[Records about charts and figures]
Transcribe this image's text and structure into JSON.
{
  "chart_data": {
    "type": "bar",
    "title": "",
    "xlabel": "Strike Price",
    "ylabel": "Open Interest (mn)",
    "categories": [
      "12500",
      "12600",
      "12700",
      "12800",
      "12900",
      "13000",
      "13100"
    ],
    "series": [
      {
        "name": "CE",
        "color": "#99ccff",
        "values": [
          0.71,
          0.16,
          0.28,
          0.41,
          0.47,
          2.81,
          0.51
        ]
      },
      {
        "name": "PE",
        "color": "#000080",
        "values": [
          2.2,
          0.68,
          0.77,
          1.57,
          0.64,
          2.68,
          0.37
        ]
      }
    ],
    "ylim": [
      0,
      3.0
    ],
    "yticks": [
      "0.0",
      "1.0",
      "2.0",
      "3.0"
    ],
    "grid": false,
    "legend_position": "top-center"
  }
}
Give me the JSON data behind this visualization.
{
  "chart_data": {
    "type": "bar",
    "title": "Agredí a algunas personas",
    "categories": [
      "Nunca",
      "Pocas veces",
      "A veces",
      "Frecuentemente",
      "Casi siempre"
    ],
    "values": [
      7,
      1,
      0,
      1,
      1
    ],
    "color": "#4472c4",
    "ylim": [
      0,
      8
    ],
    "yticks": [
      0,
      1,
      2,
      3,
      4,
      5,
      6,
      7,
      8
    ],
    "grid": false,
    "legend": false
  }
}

§ STATED PROBLEM
Restate each entry exactly, skipping none.

§ ANSWER TO THE PROBLEM
Transcribe this image's text and structure into JSON.
{
  "chart_data": {
    "type": "bar",
    "title": "",
    "xlabel": "Strike Price",
    "ylabel": "Open Interest (mn)",
    "categories": [
      "12500",
      "12600",
      "12700",
      "12800",
      "12900",
      "13000",
      "13100"
    ],
    "series": [
      {
        "name": "CE",
        "color": "#99ccff",
        "values": [
          0.71,
          0.16,
          0.28,
          0.41,
          0.47,
          2.81,
          0.51
        ]
      },
      {
        "name": "PE",
        "color": "#000080",
        "values": [
          2.2,
          0.68,
          0.77,
          1.57,
          0.64,
          2.68,
          0.37
        ]
      }
    ],
    "ylim": [
      0,
      3.0
    ],
    "yticks": [
      "0.0",
      "1.0",
      "2.0",
      "3.0"
    ],
    "grid": false,
    "legend_position": "top-center"
  }
}
Give me the JSON data behind this visualization.
{
  "chart_data": {
    "type": "bar",
    "title": "Agredí a algunas personas",
    "categories": [
      "Nunca",
      "Pocas veces",
      "A veces",
      "Frecuentemente",
      "Casi siempre"
    ],
    "values": [
      7,
      1,
      0,
      1,
      1
    ],
    "color": "#4472c4",
    "ylim": [
      0,
      8
    ],
    "yticks": [
      0,
      1,
      2,
      3,
      4,
      5,
      6,
      7,
      8
    ],
    "grid": false,
    "legend": false
  }
}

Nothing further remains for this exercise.